Copy out the entries in full and with complete accuracy; pictures are excluded.
## start Information shown
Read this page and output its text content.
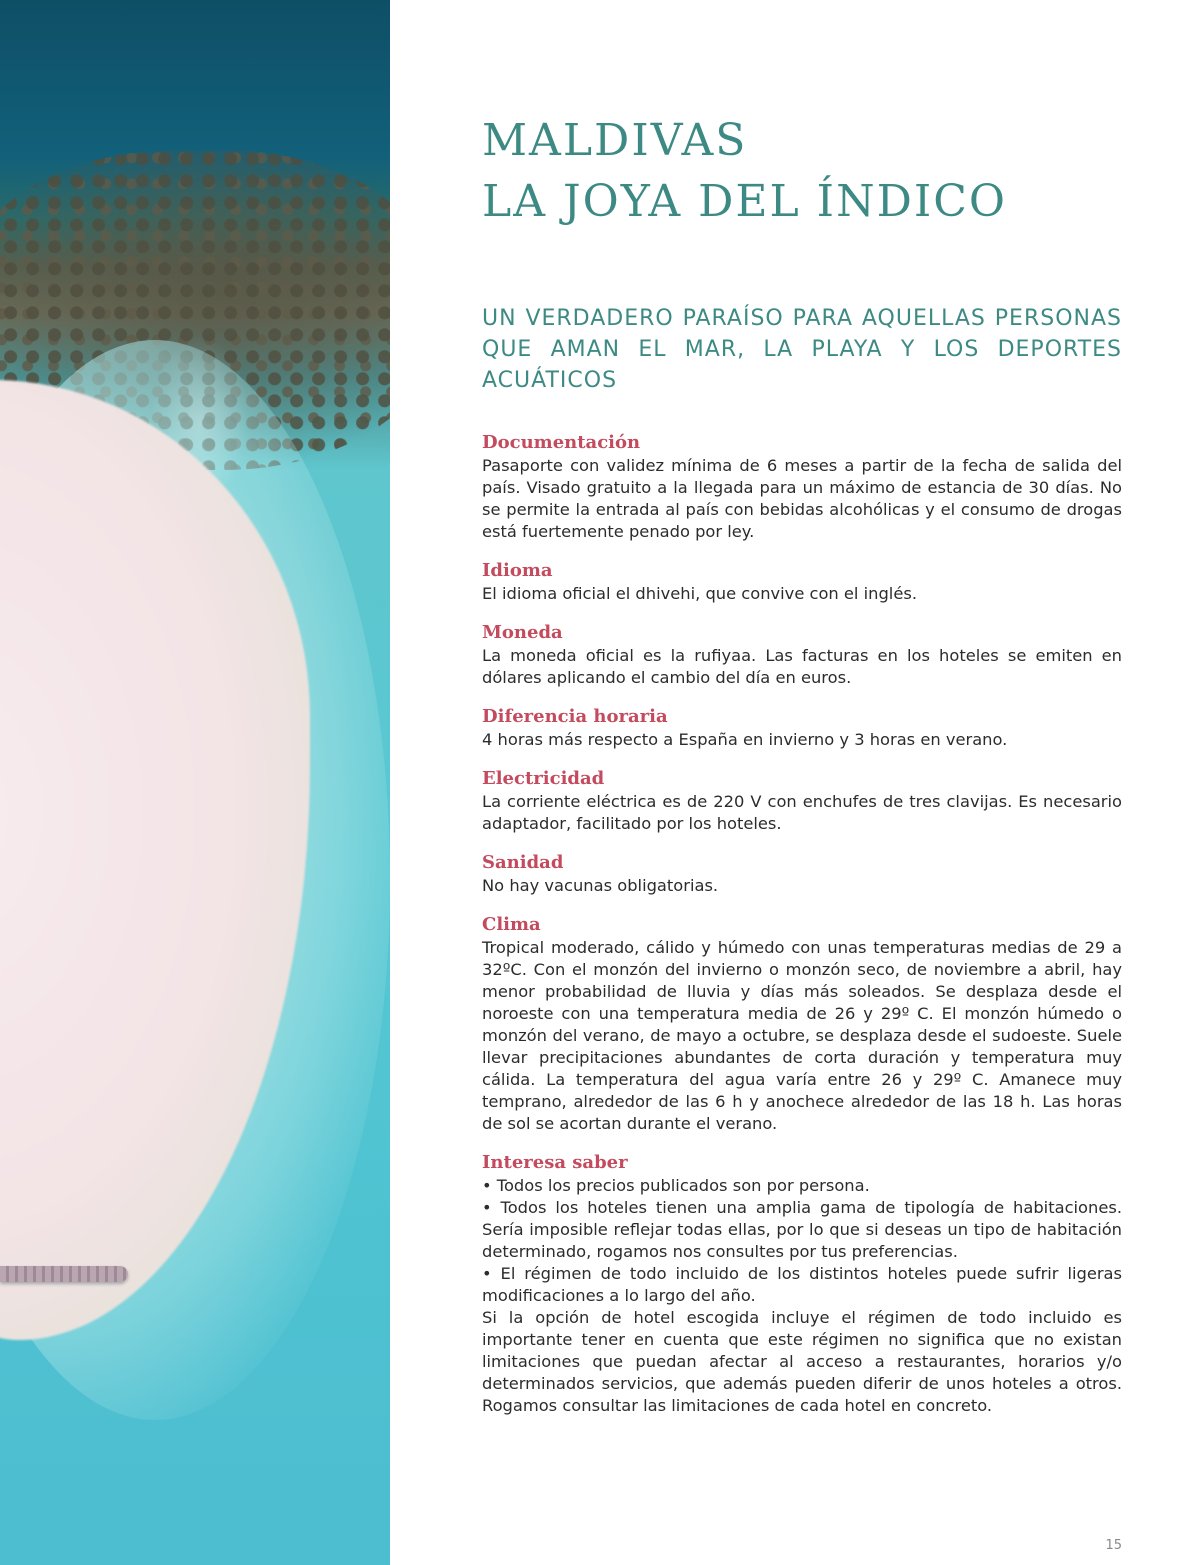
MALDIVAS
LA JOYA DEL ÍNDICO
UN VERDADERO PARAÍSO PARA AQUELLAS PERSONAS QUE AMAN EL MAR, LA PLAYA Y LOS DEPORTES ACUÁTICOS
Documentación

Pasaporte con validez mínima de 6 meses a partir de la fecha de salida del país. Visado gratuito a la llegada para un máximo de estancia de 30 días. No se permite la entrada al país con bebidas alcohólicas y el consumo de drogas está fuertemente penado por ley.

Idioma

El idioma oficial el dhivehi, que convive con el inglés.

Moneda

La moneda oficial es la rufiyaa. Las facturas en los hoteles se emiten en dólares aplicando el cambio del día en euros.

Diferencia horaria

4 horas más respecto a España en invierno y 3 horas en verano.

Electricidad

La corriente eléctrica es de 220 V con enchufes de tres clavijas. Es necesario adaptador, facilitado por los hoteles.

Sanidad

No hay vacunas obligatorias.

Clima

Tropical moderado, cálido y húmedo con unas temperaturas medias de 29 a 32ºC. Con el monzón del invierno o monzón seco, de noviembre a abril, hay menor probabilidad de lluvia y días más soleados. Se desplaza desde el noroeste con una temperatura media de 26 y 29º C. El monzón húmedo o monzón del verano, de mayo a octubre, se desplaza desde el sudoeste. Suele llevar precipitaciones abundantes de corta duración y temperatura muy cálida. La temperatura del agua varía entre 26 y 29º C. Amanece muy temprano, alrededor de las 6 h y anochece alrededor de las 18 h. Las horas de sol se acortan durante el verano.

Interesa saber

• Todos los precios publicados son por persona.

• Todos los hoteles tienen una amplia gama de tipología de habitaciones. Sería imposible reflejar todas ellas, por lo que si deseas un tipo de habitación determinado, rogamos nos consultes por tus preferencias.

• El régimen de todo incluido de los distintos hoteles puede sufrir ligeras modificaciones a lo largo del año.

Si la opción de hotel escogida incluye el régimen de todo incluido es importante tener en cuenta que este régimen no significa que no existan limitaciones que puedan afectar al acceso a restaurantes, horarios y/o determinados servicios, que además pueden diferir de unos hoteles a otros. Rogamos consultar las limitaciones de cada hotel en concreto.

15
## end Information shown
• _Response to the exercise_:
Read this page and output its text content.
MALDIVAS
LA JOYA DEL ÍNDICO
UN VERDADERO PARAÍSO PARA AQUELLAS PERSONAS QUE AMAN EL MAR, LA PLAYA Y LOS DEPORTES ACUÁTICOS
Documentación

Pasaporte con validez mínima de 6 meses a partir de la fecha de salida del país. Visado gratuito a la llegada para un máximo de estancia de 30 días. No se permite la entrada al país con bebidas alcohólicas y el consumo de drogas está fuertemente penado por ley.

Idioma

El idioma oficial el dhivehi, que convive con el inglés.

Moneda

La moneda oficial es la rufiyaa. Las facturas en los hoteles se emiten en dólares aplicando el cambio del día en euros.

Diferencia horaria

4 horas más respecto a España en invierno y 3 horas en verano.

Electricidad

La corriente eléctrica es de 220 V con enchufes de tres clavijas. Es necesario adaptador, facilitado por los hoteles.

Sanidad

No hay vacunas obligatorias.

Clima

Tropical moderado, cálido y húmedo con unas temperaturas medias de 29 a 32ºC. Con el monzón del invierno o monzón seco, de noviembre a abril, hay menor probabilidad de lluvia y días más soleados. Se desplaza desde el noroeste con una temperatura media de 26 y 29º C. El monzón húmedo o monzón del verano, de mayo a octubre, se desplaza desde el sudoeste. Suele llevar precipitaciones abundantes de corta duración y temperatura muy cálida. La temperatura del agua varía entre 26 y 29º C. Amanece muy temprano, alrededor de las 6 h y anochece alrededor de las 18 h. Las horas de sol se acortan durante el verano.

Interesa saber

• Todos los precios publicados son por persona.

• Todos los hoteles tienen una amplia gama de tipología de habitaciones. Sería imposible reflejar todas ellas, por lo que si deseas un tipo de habitación determinado, rogamos nos consultes por tus preferencias.

• El régimen de todo incluido de los distintos hoteles puede sufrir ligeras modificaciones a lo largo del año.

Si la opción de hotel escogida incluye el régimen de todo incluido es importante tener en cuenta que este régimen no significa que no existan limitaciones que puedan afectar al acceso a restaurantes, horarios y/o determinados servicios, que además pueden diferir de unos hoteles a otros. Rogamos consultar las limitaciones de cada hotel en concreto.

15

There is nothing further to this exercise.